• _Exercise inputs_:
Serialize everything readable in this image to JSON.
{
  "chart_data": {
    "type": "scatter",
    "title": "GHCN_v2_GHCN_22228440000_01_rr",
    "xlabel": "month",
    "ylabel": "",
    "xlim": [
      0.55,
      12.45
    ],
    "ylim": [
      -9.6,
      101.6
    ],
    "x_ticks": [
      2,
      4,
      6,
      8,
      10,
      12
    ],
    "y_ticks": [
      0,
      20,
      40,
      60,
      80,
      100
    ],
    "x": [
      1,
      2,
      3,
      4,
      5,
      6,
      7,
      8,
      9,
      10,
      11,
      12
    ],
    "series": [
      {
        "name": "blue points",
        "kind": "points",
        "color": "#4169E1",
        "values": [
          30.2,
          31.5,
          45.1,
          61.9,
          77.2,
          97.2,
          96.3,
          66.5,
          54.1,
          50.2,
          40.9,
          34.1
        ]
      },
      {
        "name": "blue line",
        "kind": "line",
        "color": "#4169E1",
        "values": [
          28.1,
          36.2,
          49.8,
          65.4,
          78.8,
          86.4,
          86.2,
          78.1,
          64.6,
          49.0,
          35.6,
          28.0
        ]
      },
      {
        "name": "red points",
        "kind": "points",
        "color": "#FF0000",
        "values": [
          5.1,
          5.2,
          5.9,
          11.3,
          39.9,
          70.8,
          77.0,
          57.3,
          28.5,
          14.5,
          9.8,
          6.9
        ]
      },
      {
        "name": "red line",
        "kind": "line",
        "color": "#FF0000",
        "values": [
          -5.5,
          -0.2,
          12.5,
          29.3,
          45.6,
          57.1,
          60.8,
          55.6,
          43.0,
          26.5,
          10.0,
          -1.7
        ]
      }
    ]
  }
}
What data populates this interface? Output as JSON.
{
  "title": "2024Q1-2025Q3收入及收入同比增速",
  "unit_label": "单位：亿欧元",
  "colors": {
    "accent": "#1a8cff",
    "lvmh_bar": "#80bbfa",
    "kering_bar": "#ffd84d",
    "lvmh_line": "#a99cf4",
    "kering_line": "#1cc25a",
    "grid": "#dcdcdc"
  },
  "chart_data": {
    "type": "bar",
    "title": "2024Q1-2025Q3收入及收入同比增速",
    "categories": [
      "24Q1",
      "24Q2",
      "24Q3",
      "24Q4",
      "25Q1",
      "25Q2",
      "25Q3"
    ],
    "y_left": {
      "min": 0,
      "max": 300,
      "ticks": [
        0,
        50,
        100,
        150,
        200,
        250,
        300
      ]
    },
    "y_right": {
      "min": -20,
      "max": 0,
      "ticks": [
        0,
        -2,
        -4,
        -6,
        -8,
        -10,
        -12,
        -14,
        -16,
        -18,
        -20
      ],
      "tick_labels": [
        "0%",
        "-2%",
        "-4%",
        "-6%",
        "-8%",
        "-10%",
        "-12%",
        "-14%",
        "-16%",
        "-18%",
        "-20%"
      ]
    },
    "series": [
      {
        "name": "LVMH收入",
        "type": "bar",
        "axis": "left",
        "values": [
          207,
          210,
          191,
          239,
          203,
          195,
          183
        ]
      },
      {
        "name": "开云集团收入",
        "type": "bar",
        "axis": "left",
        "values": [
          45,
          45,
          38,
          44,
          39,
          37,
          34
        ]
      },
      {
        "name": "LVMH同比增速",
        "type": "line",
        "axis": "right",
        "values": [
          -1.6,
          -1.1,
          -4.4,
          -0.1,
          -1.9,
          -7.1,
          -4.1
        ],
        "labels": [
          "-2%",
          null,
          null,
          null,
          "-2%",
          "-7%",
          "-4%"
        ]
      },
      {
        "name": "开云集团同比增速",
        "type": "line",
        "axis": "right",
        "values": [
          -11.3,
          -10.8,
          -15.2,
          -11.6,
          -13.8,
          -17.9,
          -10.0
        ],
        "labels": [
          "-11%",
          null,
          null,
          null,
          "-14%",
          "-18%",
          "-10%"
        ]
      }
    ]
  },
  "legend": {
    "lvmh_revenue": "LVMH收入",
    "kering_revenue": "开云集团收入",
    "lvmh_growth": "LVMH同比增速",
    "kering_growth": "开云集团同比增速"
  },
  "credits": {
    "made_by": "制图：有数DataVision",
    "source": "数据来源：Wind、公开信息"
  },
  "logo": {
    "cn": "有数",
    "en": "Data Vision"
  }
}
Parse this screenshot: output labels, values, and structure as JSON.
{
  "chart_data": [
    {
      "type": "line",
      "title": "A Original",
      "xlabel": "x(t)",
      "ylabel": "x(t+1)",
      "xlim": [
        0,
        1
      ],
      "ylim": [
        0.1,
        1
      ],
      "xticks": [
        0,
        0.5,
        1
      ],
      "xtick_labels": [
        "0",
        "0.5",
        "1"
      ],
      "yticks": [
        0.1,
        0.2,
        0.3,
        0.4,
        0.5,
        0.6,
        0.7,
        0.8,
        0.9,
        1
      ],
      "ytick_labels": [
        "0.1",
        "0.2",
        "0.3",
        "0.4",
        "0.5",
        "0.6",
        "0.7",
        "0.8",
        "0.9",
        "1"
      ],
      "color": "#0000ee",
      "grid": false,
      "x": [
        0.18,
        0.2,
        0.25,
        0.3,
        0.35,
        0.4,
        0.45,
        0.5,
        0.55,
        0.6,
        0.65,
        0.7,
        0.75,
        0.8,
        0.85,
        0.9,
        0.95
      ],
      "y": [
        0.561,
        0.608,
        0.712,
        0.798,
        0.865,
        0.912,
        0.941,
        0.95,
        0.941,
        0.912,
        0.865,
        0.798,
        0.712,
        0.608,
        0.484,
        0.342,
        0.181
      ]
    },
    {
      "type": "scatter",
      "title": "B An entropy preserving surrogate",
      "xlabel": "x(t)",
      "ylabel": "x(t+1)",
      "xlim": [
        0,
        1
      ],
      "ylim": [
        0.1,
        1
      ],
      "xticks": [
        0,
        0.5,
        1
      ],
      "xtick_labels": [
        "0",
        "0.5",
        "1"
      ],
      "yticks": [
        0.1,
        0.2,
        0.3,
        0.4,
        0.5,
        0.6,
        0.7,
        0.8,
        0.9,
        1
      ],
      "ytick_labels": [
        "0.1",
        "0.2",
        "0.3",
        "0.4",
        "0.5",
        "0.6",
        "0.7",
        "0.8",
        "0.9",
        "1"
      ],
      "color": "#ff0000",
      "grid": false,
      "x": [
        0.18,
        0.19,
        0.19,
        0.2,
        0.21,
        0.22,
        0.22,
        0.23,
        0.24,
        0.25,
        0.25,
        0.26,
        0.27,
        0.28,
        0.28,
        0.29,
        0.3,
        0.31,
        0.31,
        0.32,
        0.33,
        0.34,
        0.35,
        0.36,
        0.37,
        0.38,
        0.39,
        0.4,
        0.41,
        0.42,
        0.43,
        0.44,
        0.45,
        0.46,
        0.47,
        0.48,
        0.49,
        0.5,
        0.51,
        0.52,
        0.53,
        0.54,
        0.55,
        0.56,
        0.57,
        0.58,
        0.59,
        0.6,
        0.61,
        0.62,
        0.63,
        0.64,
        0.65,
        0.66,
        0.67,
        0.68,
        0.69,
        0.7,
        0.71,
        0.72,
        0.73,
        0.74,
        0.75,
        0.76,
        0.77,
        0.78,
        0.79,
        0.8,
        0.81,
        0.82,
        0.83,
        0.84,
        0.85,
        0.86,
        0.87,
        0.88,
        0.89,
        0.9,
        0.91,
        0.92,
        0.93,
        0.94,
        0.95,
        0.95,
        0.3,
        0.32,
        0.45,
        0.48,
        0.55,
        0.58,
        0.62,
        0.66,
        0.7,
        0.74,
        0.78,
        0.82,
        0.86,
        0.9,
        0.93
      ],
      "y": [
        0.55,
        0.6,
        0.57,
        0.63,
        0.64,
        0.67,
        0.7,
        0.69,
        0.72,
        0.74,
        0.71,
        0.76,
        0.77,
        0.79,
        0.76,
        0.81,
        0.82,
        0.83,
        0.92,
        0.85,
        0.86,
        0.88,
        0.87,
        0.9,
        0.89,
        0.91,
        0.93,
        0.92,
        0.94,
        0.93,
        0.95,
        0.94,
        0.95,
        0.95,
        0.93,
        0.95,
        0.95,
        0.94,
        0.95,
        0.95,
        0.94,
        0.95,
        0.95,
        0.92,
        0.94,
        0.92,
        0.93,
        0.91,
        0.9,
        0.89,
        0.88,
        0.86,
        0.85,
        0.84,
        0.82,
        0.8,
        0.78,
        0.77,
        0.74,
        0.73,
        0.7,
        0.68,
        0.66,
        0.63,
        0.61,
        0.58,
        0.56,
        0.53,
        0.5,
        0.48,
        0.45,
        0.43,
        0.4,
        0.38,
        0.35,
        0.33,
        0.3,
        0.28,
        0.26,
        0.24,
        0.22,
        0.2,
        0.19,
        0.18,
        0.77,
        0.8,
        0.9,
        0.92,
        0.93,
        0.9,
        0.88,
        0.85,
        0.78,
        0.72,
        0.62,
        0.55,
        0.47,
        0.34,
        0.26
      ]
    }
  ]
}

• _The task_:
All lines in the data that contain the word "name" should be copied.

• _Solution to this task_:
        "name": "blue points",
        "name": "blue line",
        "name": "red points",
        "name": "red line",
        "name": "LVMH收入",
        "name": "开云集团收入",
        "name": "LVMH同比增速",
        "name": "开云集团同比增速",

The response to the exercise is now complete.